(Extracted data entries)
========
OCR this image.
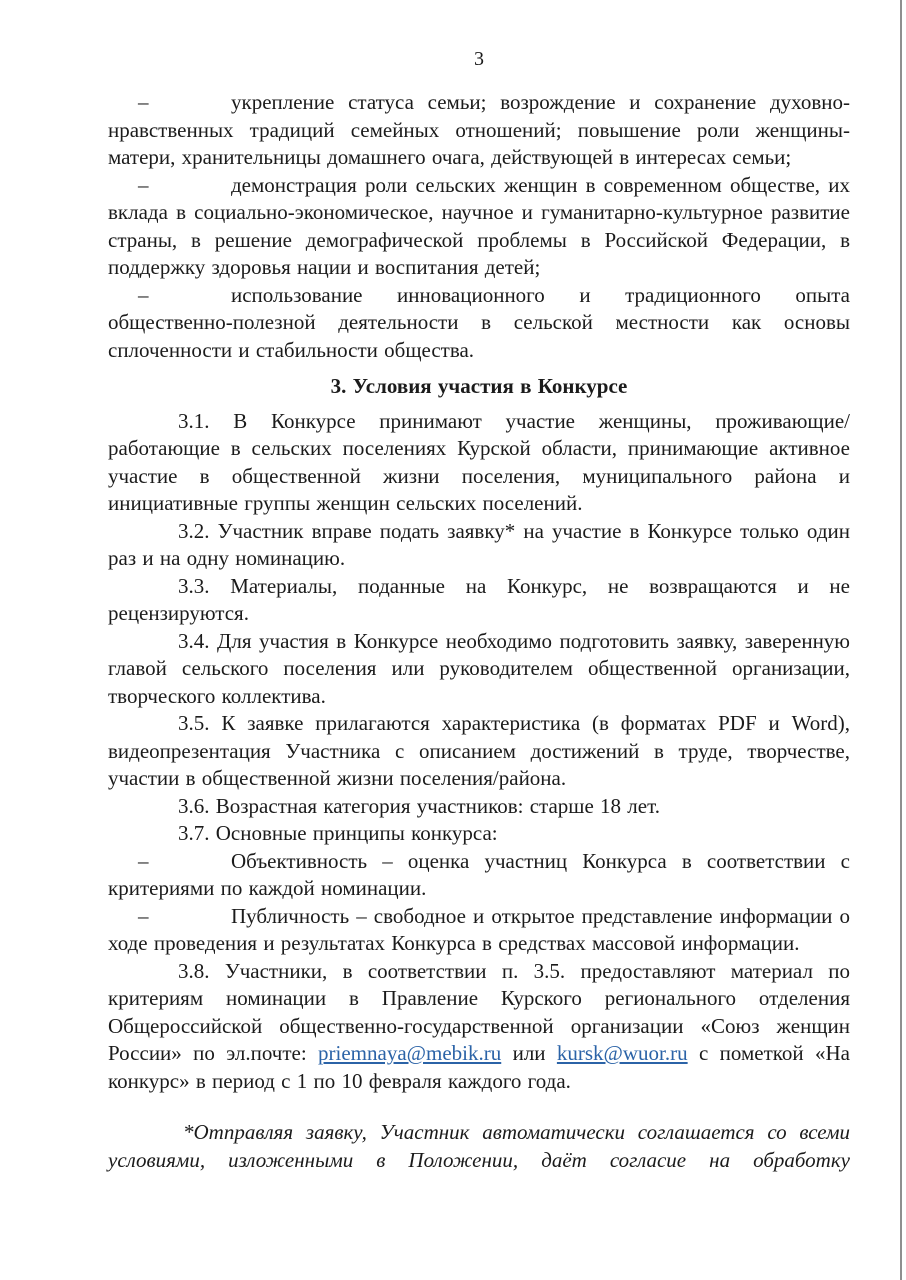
3

–	укрепление статуса семьи; возрождение и сохранение духовно-нравственных традиций семейных отношений; повышение роли женщины-матери, хранительницы домашнего очага, действующей в интересах семьи;

–	демонстрация роли сельских женщин в современном обществе, их вклада в социально-экономическое, научное и гуманитарно-культурное развитие страны, в решение демографической проблемы в Российской Федерации, в поддержку здоровья нации и воспитания детей;

–	использование инновационного и традиционного опыта общественно-полезной деятельности в сельской местности как основы сплоченности и стабильности общества.

3. Условия участия в Конкурсе

3.1. В Конкурсе принимают участие женщины, проживающие/работающие в сельских поселениях Курской области, принимающие активное участие в общественной жизни поселения, муниципального района и инициативные группы женщин сельских поселений.

3.2. Участник вправе подать заявку* на участие в Конкурсе только один раз и на одну номинацию.

3.3. Материалы, поданные на Конкурс, не возвращаются и не рецензируются.

3.4. Для участия в Конкурсе необходимо подготовить заявку, заверенную главой сельского поселения или руководителем общественной организации, творческого коллектива.

3.5. К заявке прилагаются характеристика (в форматах PDF и Word), видеопрезентация Участника с описанием достижений в труде, творчестве, участии в общественной жизни поселения/района.

3.6. Возрастная категория участников: старше 18 лет.

3.7. Основные принципы конкурса:

–	Объективность – оценка участниц Конкурса в соответствии с критериями по каждой номинации.

–	Публичность – свободное и открытое представление информации о ходе проведения и результатах Конкурса в средствах массовой информации.

3.8. Участники, в соответствии п. 3.5. предоставляют материал по критериям номинации в Правление Курского регионального отделения Общероссийской общественно-государственной организации «Союз женщин России» по эл.почте: priemnaya@mebik.ru или kursk@wuor.ru с пометкой «На конкурс» в период с 1 по 10 февраля каждого года.

*Отправляя заявку, Участник автоматически соглашается со всеми условиями, изложенными в Положении, даёт согласие на обработку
========
- _Work to be completed_:
State the number of lines that contain the string "заявку", with no other words.

- _Solution below_:
3